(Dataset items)
** start **

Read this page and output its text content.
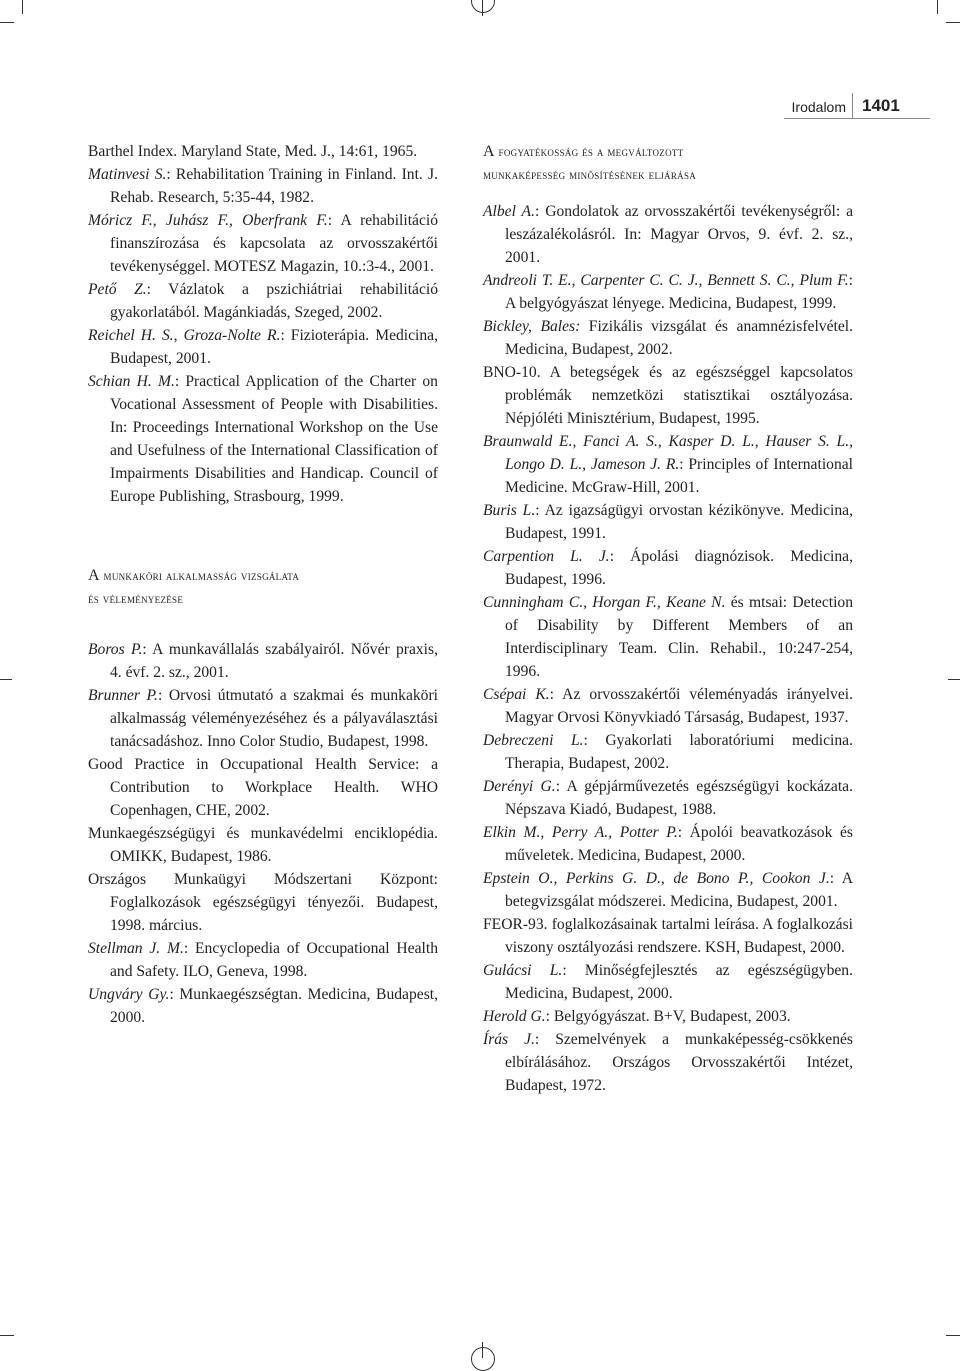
Irodalom 1401

Barthel Index. Maryland State, Med. J., 14:61, 1965.

Matinvesi S.: Rehabilitation Training in Finland. Int. J. Rehab. Research, 5:35-44, 1982.

Móricz F., Juhász F., Oberfrank F.: A rehabilitáció finanszírozása és kapcsolata az orvosszakértői tevékenységgel. MOTESZ Magazin, 10.:3-4., 2001.

Pető Z.: Vázlatok a pszichiátriai rehabilitáció gyakorlatából. Magánkiadás, Szeged, 2002.

Reichel H. S., Groza-Nolte R.: Fizioterápia. Medicina, Budapest, 2001.

Schian H. M.: Practical Application of the Charter on Vocational Assessment of People with Disabilities. In: Proceedings International Workshop on the Use and Usefulness of the International Classification of Impairments Disabilities and Handicap. Council of Europe Publishing, Strasbourg, 1999.

A munkaköri alkalmasság vizsgálata
és véleményezése

Boros P.: A munkavállalás szabályairól. Nővér praxis, 4. évf. 2. sz., 2001.

Brunner P.: Orvosi útmutató a szakmai és munkaköri alkalmasság véleményezéséhez és a pályaválasztási tanácsadáshoz. Inno Color Studio, Budapest, 1998.

Good Practice in Occupational Health Service: a Contribution to Workplace Health. WHO Copenhagen, CHE, 2002.

Munkaegészségügyi és munkavédelmi enciklopédia. OMIKK, Budapest, 1986.

Országos Munkaügyi Módszertani Központ: Foglalkozások egészségügyi tényezői. Budapest, 1998. március.

Stellman J. M.: Encyclopedia of Occupational Health and Safety. ILO, Geneva, 1998.

Ungváry Gy.: Munkaegészségtan. Medicina, Budapest, 2000.

A fogyatékosság és a megváltozott
munkaképesség minősítésének eljárása

Albel A.: Gondolatok az orvosszakértői tevékenységről: a leszázalékolásról. In: Magyar Orvos, 9. évf. 2. sz., 2001.

Andreoli T. E., Carpenter C. C. J., Bennett S. C., Plum F.: A belgyógyászat lényege. Medicina, Budapest, 1999.

Bickley, Bales: Fizikális vizsgálat és anamnézisfelvétel. Medicina, Budapest, 2002.

BNO-10. A betegségek és az egészséggel kapcsolatos problémák nemzetközi statisztikai osztályozása. Népjóléti Minisztérium, Budapest, 1995.

Braunwald E., Fanci A. S., Kasper D. L., Hauser S. L., Longo D. L., Jameson J. R.: Principles of International Medicine. McGraw-Hill, 2001.

Buris L.: Az igazságügyi orvostan kézikönyve. Medicina, Budapest, 1991.

Carpention L. J.: Ápolási diagnózisok. Medicina, Budapest, 1996.

Cunningham C., Horgan F., Keane N. és mtsai: Detection of Disability by Different Members of an Interdisciplinary Team. Clin. Rehabil., 10:247-254, 1996.

Csépai K.: Az orvosszakértői véleményadás irányelvei. Magyar Orvosi Könyvkiadó Társaság, Budapest, 1937.

Debreczeni L.: Gyakorlati laboratóriumi medicina. Therapia, Budapest, 2002.

Derényi G.: A gépjárművezetés egészségügyi kockázata. Népszava Kiadó, Budapest, 1988.

Elkin M., Perry A., Potter P.: Ápolói beavatkozások és műveletek. Medicina, Budapest, 2000.

Epstein O., Perkins G. D., de Bono P., Cookon J.: A betegvizsgálat módszerei. Medicina, Budapest, 2001.

FEOR-93. foglalkozásainak tartalmi leírása. A foglalkozási viszony osztályozási rendszere. KSH, Budapest, 2000.

Gulácsi L.: Minőségfejlesztés az egészségügyben. Medicina, Budapest, 2000.

Herold G.: Belgyógyászat. B+V, Budapest, 2003.

Írás J.: Szemelvények a munkaképesség-csökkenés elbírálásához. Országos Orvosszakértői Intézet, Budapest, 1972.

** end **

WHAT NEEDS TO BE DONE -> Your answer should be a single number: the count of lines in the entries that contain the word "munkaköri".

REPLY TO THE TASK -> 2